→ **AIM OF THE TASK**:
Extract every entry word for word.

-- START EXERCISE MATERIAL --

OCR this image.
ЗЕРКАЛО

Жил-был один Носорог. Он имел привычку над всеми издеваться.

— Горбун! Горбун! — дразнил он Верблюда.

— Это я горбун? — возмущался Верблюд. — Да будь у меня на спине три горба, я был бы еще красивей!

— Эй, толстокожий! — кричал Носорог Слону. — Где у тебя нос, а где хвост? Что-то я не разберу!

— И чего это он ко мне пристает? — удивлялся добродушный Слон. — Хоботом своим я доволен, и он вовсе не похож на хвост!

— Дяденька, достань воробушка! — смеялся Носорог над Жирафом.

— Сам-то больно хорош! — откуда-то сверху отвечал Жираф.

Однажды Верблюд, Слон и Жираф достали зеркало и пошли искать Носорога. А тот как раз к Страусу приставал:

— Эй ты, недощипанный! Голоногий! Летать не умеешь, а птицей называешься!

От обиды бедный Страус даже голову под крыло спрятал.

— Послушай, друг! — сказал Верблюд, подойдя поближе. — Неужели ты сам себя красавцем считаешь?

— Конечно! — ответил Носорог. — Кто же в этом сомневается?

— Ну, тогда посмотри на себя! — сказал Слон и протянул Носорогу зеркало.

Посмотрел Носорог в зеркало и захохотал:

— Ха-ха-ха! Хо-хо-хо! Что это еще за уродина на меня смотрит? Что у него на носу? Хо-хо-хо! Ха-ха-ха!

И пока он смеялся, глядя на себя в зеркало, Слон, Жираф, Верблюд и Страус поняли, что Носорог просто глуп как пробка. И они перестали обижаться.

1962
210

-- END EXERCISE MATERIAL --

→ **FINAL RESULT**:
OCR this image.
ЗЕРКАЛО

Жил-был один Носорог. Он имел привычку над всеми издеваться.

— Горбун! Горбун! — дразнил он Верблюда.

— Это я горбун? — возмущался Верблюд. — Да будь у меня на спине три горба, я был бы еще красивей!

— Эй, толстокожий! — кричал Носорог Слону. — Где у тебя нос, а где хвост? Что-то я не разберу!

— И чего это он ко мне пристает? — удивлялся добродушный Слон. — Хоботом своим я доволен, и он вовсе не похож на хвост!

— Дяденька, достань воробушка! — смеялся Носорог над Жирафом.

— Сам-то больно хорош! — откуда-то сверху отвечал Жираф.

Однажды Верблюд, Слон и Жираф достали зеркало и пошли искать Носорога. А тот как раз к Страусу приставал:

— Эй ты, недощипанный! Голоногий! Летать не умеешь, а птицей называешься!

От обиды бедный Страус даже голову под крыло спрятал.

— Послушай, друг! — сказал Верблюд, подойдя поближе. — Неужели ты сам себя красавцем считаешь?

— Конечно! — ответил Носорог. — Кто же в этом сомневается?

— Ну, тогда посмотри на себя! — сказал Слон и протянул Носорогу зеркало.

Посмотрел Носорог в зеркало и захохотал:

— Ха-ха-ха! Хо-хо-хо! Что это еще за уродина на меня смотрит? Что у него на носу? Хо-хо-хо! Ха-ха-ха!

И пока он смеялся, глядя на себя в зеркало, Слон, Жираф, Верблюд и Страус поняли, что Носорог просто глуп как пробка. И они перестали обижаться.

1962
210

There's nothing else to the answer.